* **WHAT TO PRODUCE**
All the data below goes into the copy word for word, but the pictures don't.

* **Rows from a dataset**
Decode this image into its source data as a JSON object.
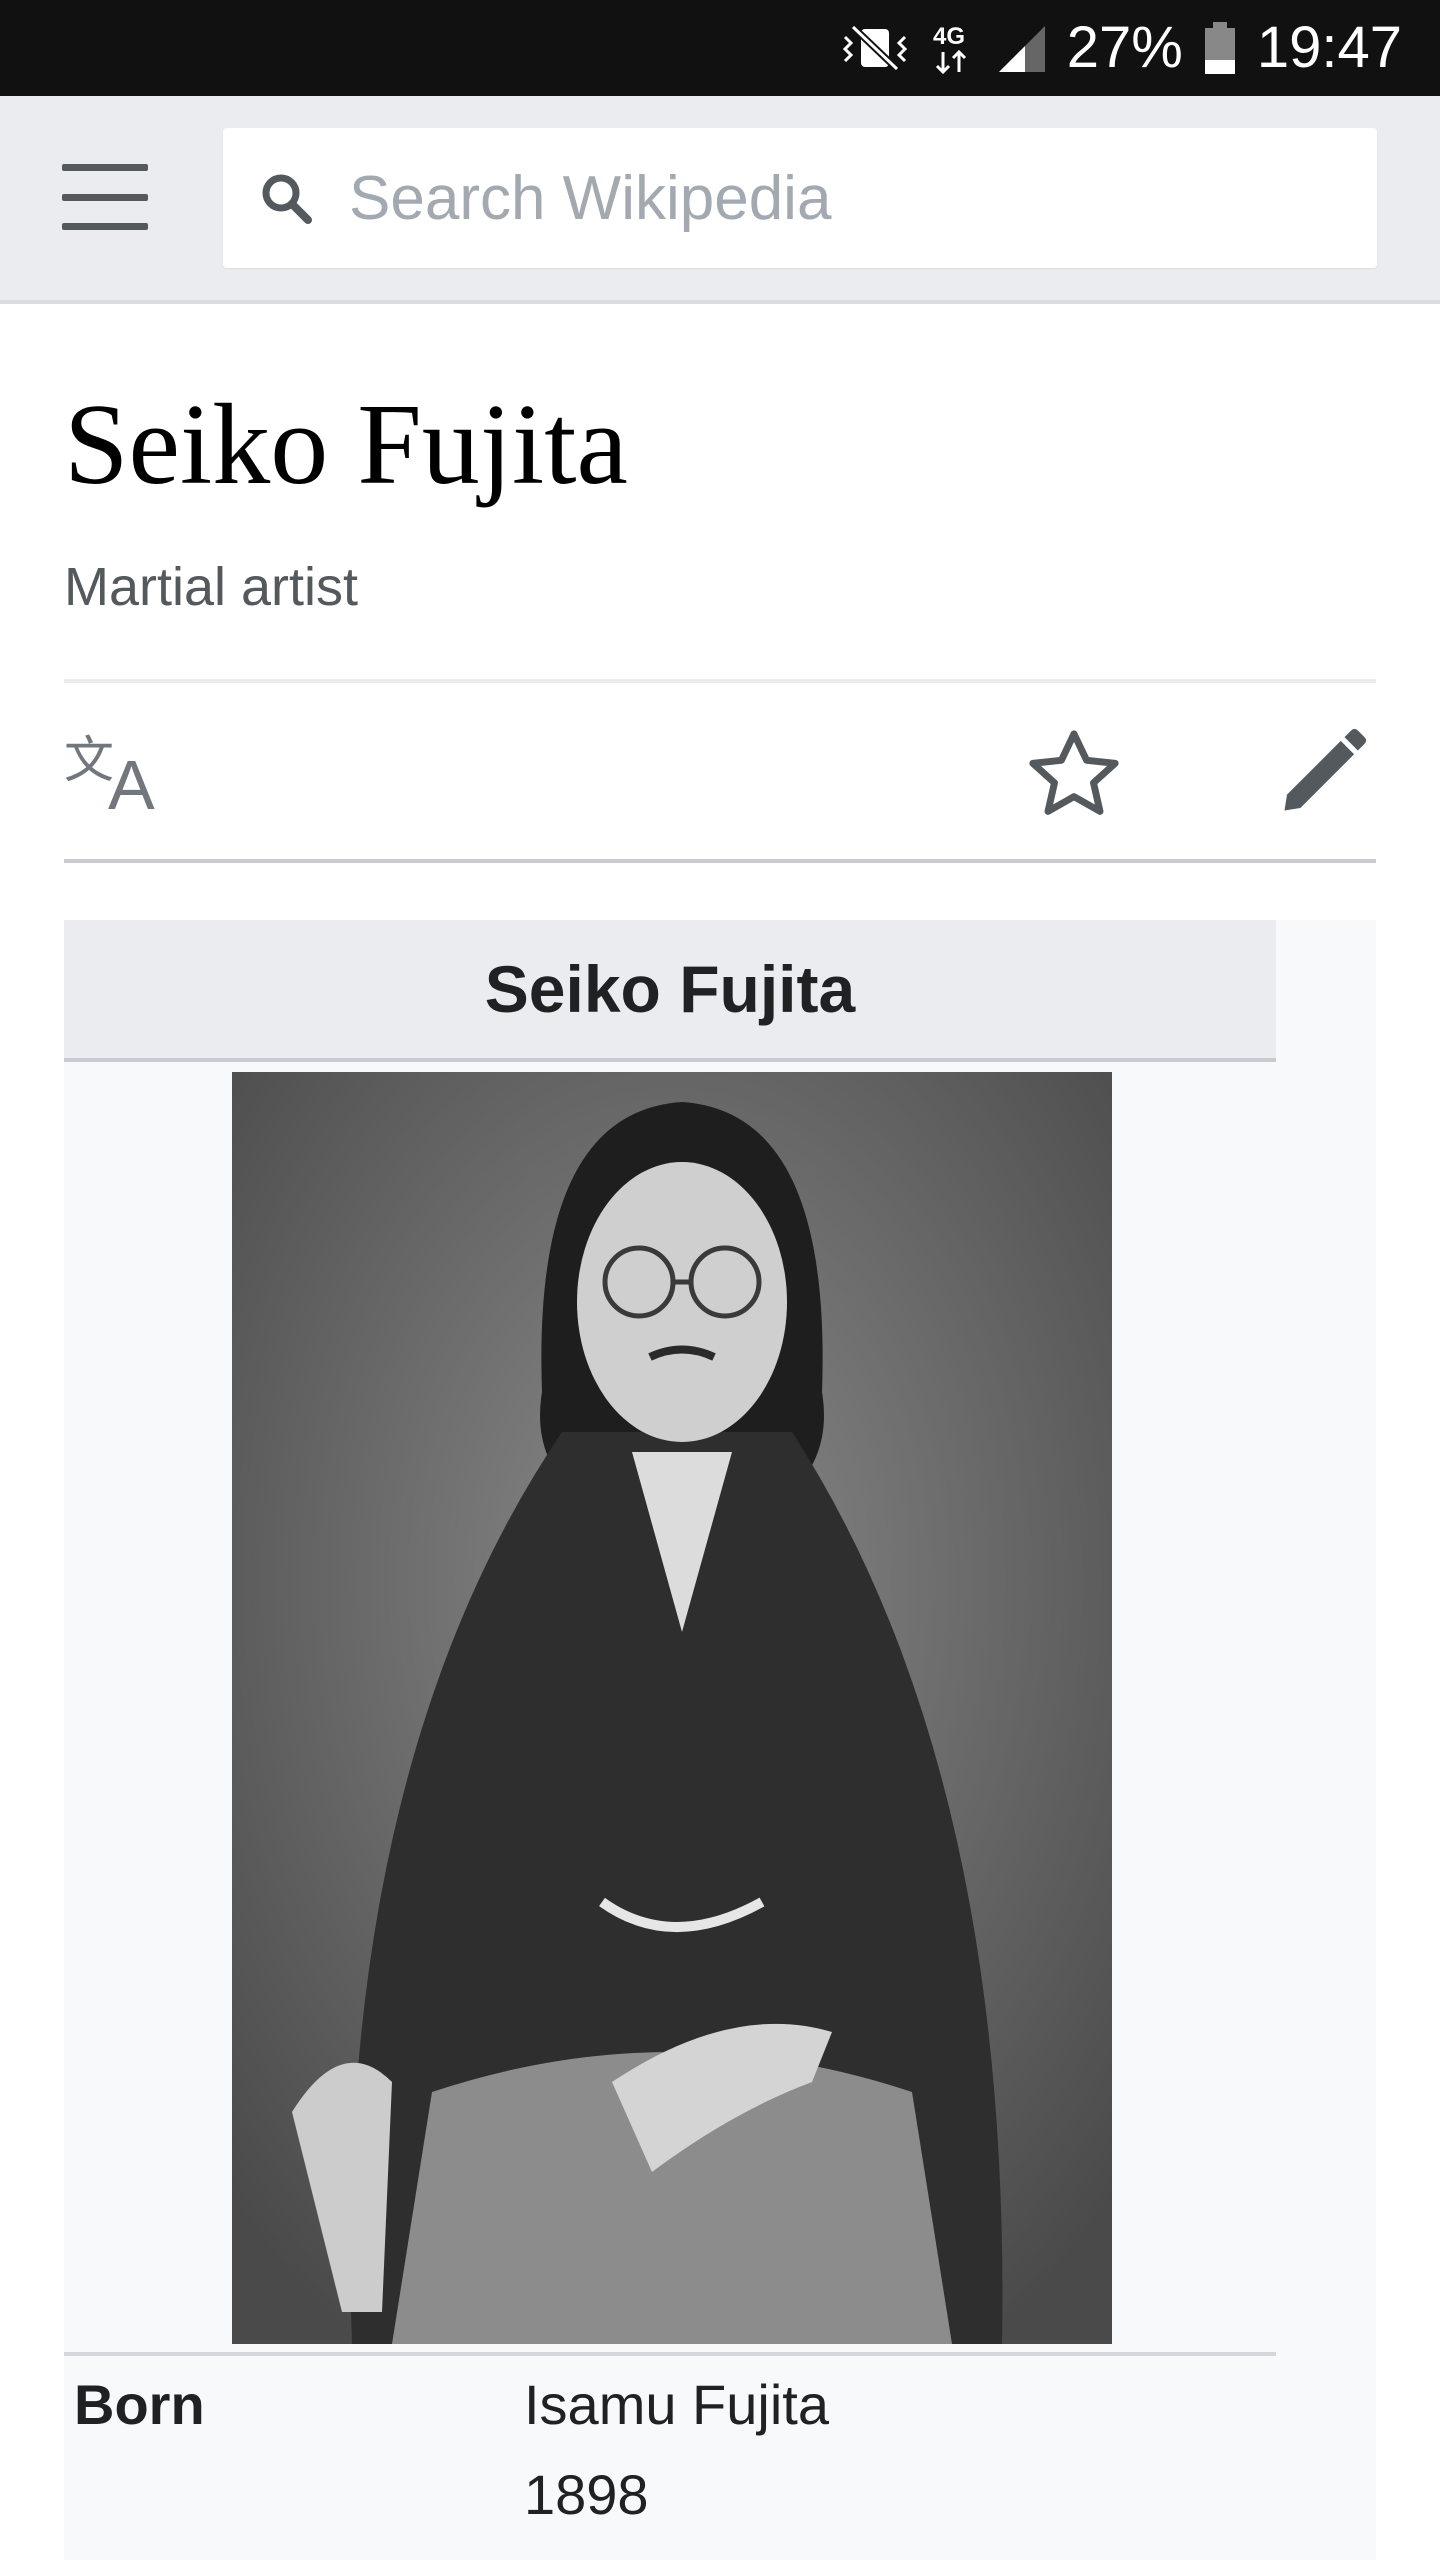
{
  "status_bar": {
    "battery": "27%",
    "time": "19:47",
    "network": "4G",
    "icons": [
      "vibrate-mute-icon",
      "network-4g-icon",
      "signal-icon",
      "battery-icon"
    ]
  },
  "header": {
    "search_placeholder": "Search Wikipedia",
    "icons": [
      "menu-icon",
      "search-icon"
    ],
    "background": "#eaecf0"
  },
  "article": {
    "title": "Seiko Fujita",
    "subtitle": "Martial artist",
    "actions": [
      "language-icon",
      "star-icon",
      "edit-pencil-icon"
    ]
  },
  "infobox": {
    "title": "Seiko Fujita",
    "portrait": "black-and-white-portrait",
    "rows": [
      {
        "label": "Born",
        "values": [
          "Isamu Fujita",
          "1898"
        ]
      }
    ]
  }
}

* **SOLUTION TO THIS TASK**
Decode this image into its source data as a JSON object.
{
  "status_bar": {
    "battery": "27%",
    "time": "19:47",
    "network": "4G",
    "icons": [
      "vibrate-mute-icon",
      "network-4g-icon",
      "signal-icon",
      "battery-icon"
    ]
  },
  "header": {
    "search_placeholder": "Search Wikipedia",
    "icons": [
      "menu-icon",
      "search-icon"
    ],
    "background": "#eaecf0"
  },
  "article": {
    "title": "Seiko Fujita",
    "subtitle": "Martial artist",
    "actions": [
      "language-icon",
      "star-icon",
      "edit-pencil-icon"
    ]
  },
  "infobox": {
    "title": "Seiko Fujita",
    "portrait": "black-and-white-portrait",
    "rows": [
      {
        "label": "Born",
        "values": [
          "Isamu Fujita",
          "1898"
        ]
      }
    ]
  }
}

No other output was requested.